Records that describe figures

— START —

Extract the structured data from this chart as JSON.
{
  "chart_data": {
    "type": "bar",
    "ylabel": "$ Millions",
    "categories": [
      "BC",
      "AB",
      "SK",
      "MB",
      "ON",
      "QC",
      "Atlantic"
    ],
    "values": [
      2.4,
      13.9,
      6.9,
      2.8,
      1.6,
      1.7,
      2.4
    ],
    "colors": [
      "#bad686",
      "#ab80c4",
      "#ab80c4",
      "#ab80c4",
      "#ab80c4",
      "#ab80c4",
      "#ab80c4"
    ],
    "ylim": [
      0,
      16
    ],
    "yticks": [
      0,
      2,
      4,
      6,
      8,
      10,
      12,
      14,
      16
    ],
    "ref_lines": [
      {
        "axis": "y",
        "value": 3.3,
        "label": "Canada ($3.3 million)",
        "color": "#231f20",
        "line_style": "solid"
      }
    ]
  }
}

— END —

> Your instructions
Retype every entry above, word for word.

> Expected answer
Extract the structured data from this chart as JSON.
{
  "chart_data": {
    "type": "bar",
    "ylabel": "$ Millions",
    "categories": [
      "BC",
      "AB",
      "SK",
      "MB",
      "ON",
      "QC",
      "Atlantic"
    ],
    "values": [
      2.4,
      13.9,
      6.9,
      2.8,
      1.6,
      1.7,
      2.4
    ],
    "colors": [
      "#bad686",
      "#ab80c4",
      "#ab80c4",
      "#ab80c4",
      "#ab80c4",
      "#ab80c4",
      "#ab80c4"
    ],
    "ylim": [
      0,
      16
    ],
    "yticks": [
      0,
      2,
      4,
      6,
      8,
      10,
      12,
      14,
      16
    ],
    "ref_lines": [
      {
        "axis": "y",
        "value": 3.3,
        "label": "Canada ($3.3 million)",
        "color": "#231f20",
        "line_style": "solid"
      }
    ]
  }
}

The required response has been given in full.